● **Given data**:

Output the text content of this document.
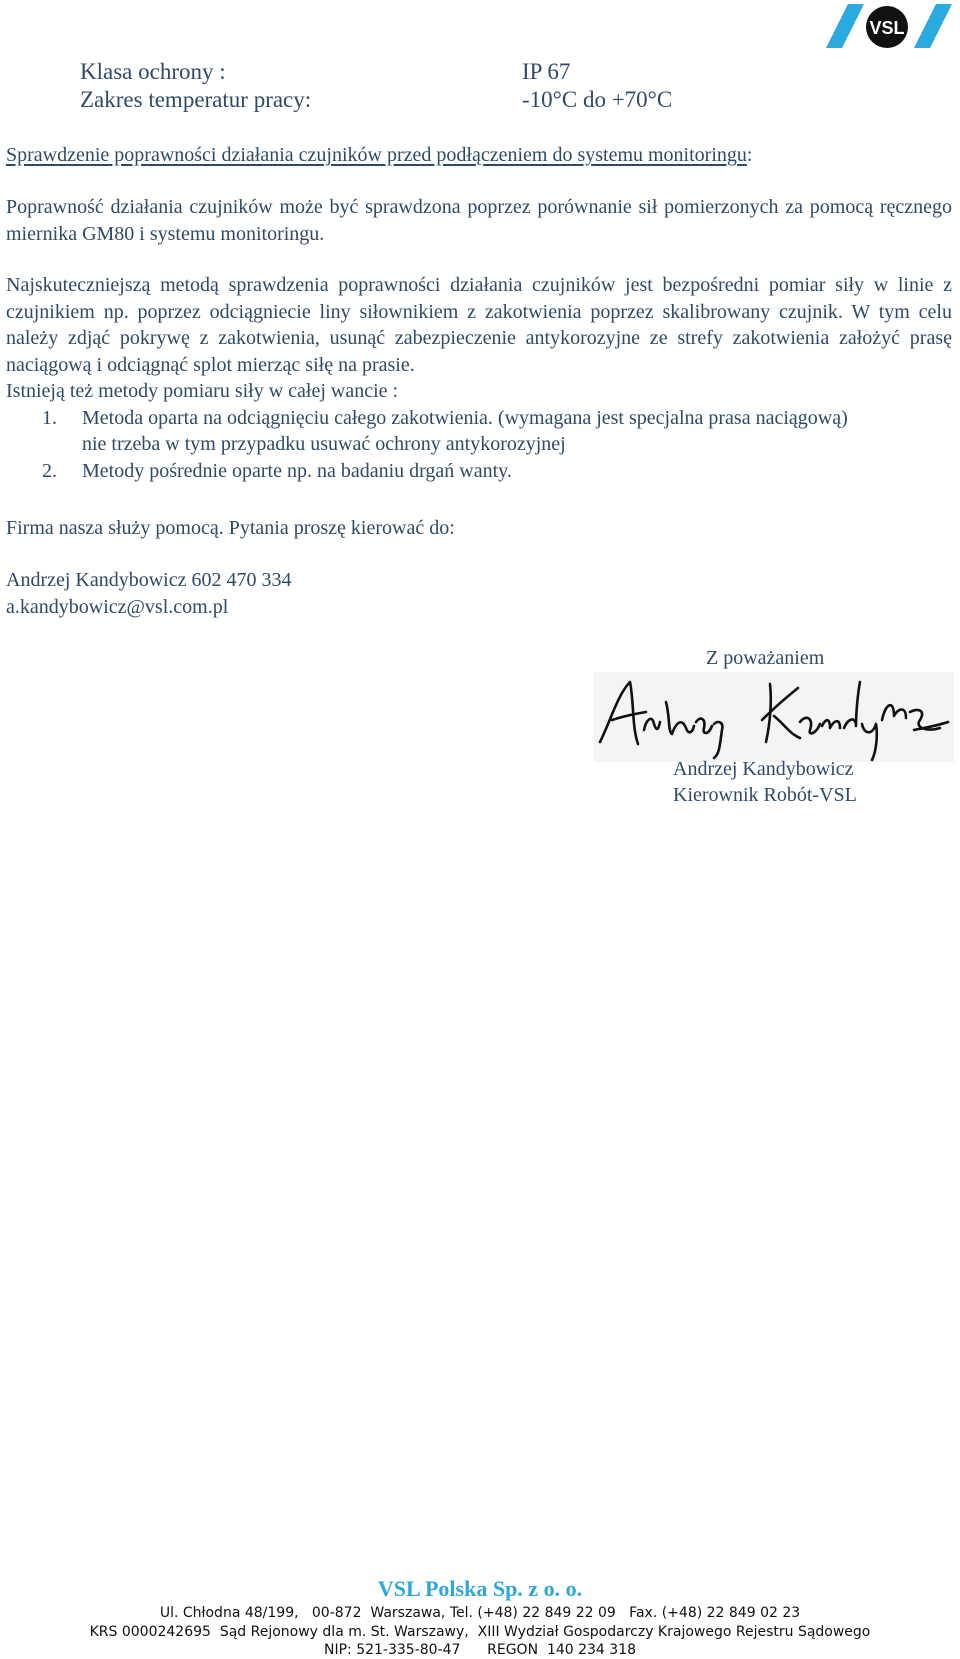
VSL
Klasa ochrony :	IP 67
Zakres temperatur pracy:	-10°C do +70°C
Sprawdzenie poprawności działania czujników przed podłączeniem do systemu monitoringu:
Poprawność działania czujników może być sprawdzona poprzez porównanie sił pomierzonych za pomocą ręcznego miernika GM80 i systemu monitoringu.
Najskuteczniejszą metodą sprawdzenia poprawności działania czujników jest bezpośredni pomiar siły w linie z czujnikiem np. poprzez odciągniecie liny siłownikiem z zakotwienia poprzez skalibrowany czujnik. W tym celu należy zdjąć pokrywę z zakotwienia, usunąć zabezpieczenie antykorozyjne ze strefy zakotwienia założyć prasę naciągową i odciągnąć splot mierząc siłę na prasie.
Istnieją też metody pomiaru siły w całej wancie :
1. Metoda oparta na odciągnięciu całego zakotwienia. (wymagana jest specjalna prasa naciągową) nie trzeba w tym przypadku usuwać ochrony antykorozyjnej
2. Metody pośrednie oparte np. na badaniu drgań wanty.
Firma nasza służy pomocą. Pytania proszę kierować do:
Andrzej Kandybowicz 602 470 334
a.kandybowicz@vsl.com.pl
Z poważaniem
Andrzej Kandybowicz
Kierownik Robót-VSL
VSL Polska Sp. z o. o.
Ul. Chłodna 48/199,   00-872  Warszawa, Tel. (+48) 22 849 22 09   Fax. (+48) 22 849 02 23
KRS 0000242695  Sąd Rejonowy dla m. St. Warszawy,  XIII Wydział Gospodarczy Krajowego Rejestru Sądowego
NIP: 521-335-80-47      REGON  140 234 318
--
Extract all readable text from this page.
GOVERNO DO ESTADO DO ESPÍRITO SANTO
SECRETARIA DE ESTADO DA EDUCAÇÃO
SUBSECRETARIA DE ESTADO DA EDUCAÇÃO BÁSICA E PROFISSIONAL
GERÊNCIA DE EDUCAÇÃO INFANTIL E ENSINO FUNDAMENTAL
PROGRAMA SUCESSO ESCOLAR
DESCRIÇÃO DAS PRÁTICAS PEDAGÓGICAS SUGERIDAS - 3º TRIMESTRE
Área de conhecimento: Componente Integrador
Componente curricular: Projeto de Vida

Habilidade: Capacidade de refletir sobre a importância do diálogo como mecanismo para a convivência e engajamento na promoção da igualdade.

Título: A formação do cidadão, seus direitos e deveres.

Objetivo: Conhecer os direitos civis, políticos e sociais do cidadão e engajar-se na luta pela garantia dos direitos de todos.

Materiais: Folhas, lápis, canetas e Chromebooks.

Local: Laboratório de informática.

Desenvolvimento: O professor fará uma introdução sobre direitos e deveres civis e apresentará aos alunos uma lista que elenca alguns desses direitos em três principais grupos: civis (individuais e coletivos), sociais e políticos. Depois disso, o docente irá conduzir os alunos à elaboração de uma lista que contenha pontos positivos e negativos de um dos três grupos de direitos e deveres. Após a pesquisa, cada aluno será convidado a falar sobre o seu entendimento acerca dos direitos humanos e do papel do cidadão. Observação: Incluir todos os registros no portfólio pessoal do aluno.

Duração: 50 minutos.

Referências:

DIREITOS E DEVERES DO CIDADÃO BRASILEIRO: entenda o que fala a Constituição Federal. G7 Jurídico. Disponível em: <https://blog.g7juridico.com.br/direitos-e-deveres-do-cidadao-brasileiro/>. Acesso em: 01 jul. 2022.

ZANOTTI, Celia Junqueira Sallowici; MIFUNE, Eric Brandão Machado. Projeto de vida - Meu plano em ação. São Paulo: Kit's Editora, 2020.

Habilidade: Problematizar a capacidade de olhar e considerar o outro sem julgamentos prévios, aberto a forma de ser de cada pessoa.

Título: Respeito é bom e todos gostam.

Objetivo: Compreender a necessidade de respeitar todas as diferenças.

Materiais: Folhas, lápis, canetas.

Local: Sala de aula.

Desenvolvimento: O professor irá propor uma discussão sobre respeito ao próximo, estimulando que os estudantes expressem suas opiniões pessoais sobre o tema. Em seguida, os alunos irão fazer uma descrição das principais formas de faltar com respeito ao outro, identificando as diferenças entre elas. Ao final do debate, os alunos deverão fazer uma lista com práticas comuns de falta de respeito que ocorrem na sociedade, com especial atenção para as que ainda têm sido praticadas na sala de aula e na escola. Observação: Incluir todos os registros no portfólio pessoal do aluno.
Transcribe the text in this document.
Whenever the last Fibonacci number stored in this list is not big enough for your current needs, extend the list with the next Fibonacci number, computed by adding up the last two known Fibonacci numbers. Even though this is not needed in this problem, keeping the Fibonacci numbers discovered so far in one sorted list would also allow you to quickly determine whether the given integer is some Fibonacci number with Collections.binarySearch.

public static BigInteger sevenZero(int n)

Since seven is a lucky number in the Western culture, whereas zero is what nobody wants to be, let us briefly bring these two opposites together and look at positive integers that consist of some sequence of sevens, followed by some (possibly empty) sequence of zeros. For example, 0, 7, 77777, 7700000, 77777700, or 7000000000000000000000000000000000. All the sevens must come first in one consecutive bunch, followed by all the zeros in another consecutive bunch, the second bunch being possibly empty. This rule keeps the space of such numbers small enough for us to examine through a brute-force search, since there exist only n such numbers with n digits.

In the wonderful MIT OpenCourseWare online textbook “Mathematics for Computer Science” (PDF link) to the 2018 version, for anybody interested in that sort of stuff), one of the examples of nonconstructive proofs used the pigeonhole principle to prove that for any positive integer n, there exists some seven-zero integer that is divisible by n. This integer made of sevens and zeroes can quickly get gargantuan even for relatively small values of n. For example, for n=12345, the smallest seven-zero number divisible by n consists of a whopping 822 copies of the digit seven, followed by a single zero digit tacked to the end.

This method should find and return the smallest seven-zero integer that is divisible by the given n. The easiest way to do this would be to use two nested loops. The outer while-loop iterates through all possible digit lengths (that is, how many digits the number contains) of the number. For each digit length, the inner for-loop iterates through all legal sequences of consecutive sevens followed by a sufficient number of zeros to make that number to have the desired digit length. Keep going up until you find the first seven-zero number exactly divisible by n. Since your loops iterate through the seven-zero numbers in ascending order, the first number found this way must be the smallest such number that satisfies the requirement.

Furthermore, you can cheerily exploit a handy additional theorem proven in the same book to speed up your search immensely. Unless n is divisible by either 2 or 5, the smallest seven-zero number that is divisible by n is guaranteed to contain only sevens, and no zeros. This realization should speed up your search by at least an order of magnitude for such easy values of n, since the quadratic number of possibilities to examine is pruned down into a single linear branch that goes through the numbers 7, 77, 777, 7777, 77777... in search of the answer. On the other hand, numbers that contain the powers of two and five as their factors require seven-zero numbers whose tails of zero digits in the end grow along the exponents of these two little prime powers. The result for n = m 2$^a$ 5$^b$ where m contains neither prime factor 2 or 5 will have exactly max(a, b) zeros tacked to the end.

● **To be done**: In the listing above, locate each line with "Folhas" and copy it.

● **Right answer**:
Materiais: Folhas, lápis, canetas e Chromebooks.
Materiais: Folhas, lápis, canetas.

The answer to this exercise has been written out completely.